DATA TO USE:
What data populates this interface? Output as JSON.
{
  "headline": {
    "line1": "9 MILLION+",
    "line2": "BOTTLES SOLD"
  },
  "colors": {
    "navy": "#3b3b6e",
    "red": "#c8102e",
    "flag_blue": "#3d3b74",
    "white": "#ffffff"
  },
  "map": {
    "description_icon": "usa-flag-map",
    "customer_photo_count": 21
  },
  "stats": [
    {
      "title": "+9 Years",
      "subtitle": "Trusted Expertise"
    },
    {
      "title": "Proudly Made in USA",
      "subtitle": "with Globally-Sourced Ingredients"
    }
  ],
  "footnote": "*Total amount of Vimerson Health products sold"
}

WHAT TO WORK ON: Every record should be repeated exactly; please leave none out.

WORKED SOLUTION:
What data populates this interface? Output as JSON.
{
  "headline": {
    "line1": "9 MILLION+",
    "line2": "BOTTLES SOLD"
  },
  "colors": {
    "navy": "#3b3b6e",
    "red": "#c8102e",
    "flag_blue": "#3d3b74",
    "white": "#ffffff"
  },
  "map": {
    "description_icon": "usa-flag-map",
    "customer_photo_count": 21
  },
  "stats": [
    {
      "title": "+9 Years",
      "subtitle": "Trusted Expertise"
    },
    {
      "title": "Proudly Made in USA",
      "subtitle": "with Globally-Sourced Ingredients"
    }
  ],
  "footnote": "*Total amount of Vimerson Health products sold"
}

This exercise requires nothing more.